JOB: Transcribe the entries that follow, word for word.
* Start RECORDED DATA *
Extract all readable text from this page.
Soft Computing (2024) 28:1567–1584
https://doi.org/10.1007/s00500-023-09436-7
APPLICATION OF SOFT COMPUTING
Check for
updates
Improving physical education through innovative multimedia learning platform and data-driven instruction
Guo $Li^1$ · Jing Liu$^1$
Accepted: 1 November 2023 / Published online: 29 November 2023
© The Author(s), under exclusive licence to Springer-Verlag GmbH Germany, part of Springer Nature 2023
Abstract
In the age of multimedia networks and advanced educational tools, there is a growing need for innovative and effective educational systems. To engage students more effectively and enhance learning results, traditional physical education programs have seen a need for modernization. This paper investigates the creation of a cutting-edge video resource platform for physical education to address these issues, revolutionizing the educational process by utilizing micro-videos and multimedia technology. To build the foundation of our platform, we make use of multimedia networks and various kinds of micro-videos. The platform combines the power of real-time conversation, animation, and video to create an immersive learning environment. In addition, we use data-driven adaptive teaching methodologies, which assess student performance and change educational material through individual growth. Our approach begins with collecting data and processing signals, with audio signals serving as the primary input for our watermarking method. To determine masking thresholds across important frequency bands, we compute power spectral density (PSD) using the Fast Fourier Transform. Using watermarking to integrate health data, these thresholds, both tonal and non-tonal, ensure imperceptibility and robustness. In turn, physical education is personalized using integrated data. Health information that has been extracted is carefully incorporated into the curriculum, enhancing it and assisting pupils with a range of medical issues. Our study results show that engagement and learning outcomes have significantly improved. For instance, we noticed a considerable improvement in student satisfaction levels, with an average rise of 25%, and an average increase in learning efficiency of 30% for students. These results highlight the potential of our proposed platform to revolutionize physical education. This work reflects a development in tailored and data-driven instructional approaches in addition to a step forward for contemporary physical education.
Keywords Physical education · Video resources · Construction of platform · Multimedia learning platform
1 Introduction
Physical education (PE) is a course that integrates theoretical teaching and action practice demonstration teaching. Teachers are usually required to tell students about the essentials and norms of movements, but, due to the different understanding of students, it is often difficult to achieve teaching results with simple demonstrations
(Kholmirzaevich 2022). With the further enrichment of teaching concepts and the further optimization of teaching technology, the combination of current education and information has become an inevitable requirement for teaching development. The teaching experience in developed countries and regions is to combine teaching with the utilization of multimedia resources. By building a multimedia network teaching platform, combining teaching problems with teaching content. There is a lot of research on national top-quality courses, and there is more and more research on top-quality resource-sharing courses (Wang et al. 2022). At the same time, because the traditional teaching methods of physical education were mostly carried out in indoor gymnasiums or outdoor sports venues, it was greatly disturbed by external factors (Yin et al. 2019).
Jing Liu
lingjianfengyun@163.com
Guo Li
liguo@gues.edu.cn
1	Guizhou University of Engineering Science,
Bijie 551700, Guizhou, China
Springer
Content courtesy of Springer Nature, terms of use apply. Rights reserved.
* End RECORDED DATA *
RESPONSE TO THIS TASK:
Extract all readable text from this page.
Soft Computing (2024) 28:1567–1584
https://doi.org/10.1007/s00500-023-09436-7
APPLICATION OF SOFT COMPUTING
Check for
updates
Improving physical education through innovative multimedia learning platform and data-driven instruction
Guo $Li^1$ · Jing Liu$^1$
Accepted: 1 November 2023 / Published online: 29 November 2023
© The Author(s), under exclusive licence to Springer-Verlag GmbH Germany, part of Springer Nature 2023
Abstract
In the age of multimedia networks and advanced educational tools, there is a growing need for innovative and effective educational systems. To engage students more effectively and enhance learning results, traditional physical education programs have seen a need for modernization. This paper investigates the creation of a cutting-edge video resource platform for physical education to address these issues, revolutionizing the educational process by utilizing micro-videos and multimedia technology. To build the foundation of our platform, we make use of multimedia networks and various kinds of micro-videos. The platform combines the power of real-time conversation, animation, and video to create an immersive learning environment. In addition, we use data-driven adaptive teaching methodologies, which assess student performance and change educational material through individual growth. Our approach begins with collecting data and processing signals, with audio signals serving as the primary input for our watermarking method. To determine masking thresholds across important frequency bands, we compute power spectral density (PSD) using the Fast Fourier Transform. Using watermarking to integrate health data, these thresholds, both tonal and non-tonal, ensure imperceptibility and robustness. In turn, physical education is personalized using integrated data. Health information that has been extracted is carefully incorporated into the curriculum, enhancing it and assisting pupils with a range of medical issues. Our study results show that engagement and learning outcomes have significantly improved. For instance, we noticed a considerable improvement in student satisfaction levels, with an average rise of 25%, and an average increase in learning efficiency of 30% for students. These results highlight the potential of our proposed platform to revolutionize physical education. This work reflects a development in tailored and data-driven instructional approaches in addition to a step forward for contemporary physical education.
Keywords Physical education · Video resources · Construction of platform · Multimedia learning platform
1 Introduction
Physical education (PE) is a course that integrates theoretical teaching and action practice demonstration teaching. Teachers are usually required to tell students about the essentials and norms of movements, but, due to the different understanding of students, it is often difficult to achieve teaching results with simple demonstrations
(Kholmirzaevich 2022). With the further enrichment of teaching concepts and the further optimization of teaching technology, the combination of current education and information has become an inevitable requirement for teaching development. The teaching experience in developed countries and regions is to combine teaching with the utilization of multimedia resources. By building a multimedia network teaching platform, combining teaching problems with teaching content. There is a lot of research on national top-quality courses, and there is more and more research on top-quality resource-sharing courses (Wang et al. 2022). At the same time, because the traditional teaching methods of physical education were mostly carried out in indoor gymnasiums or outdoor sports venues, it was greatly disturbed by external factors (Yin et al. 2019).
Jing Liu
lingjianfengyun@163.com
Guo Li
liguo@gues.edu.cn
1	Guizhou University of Engineering Science,
Bijie 551700, Guizhou, China
Springer
Content courtesy of Springer Nature, terms of use apply. Rights reserved.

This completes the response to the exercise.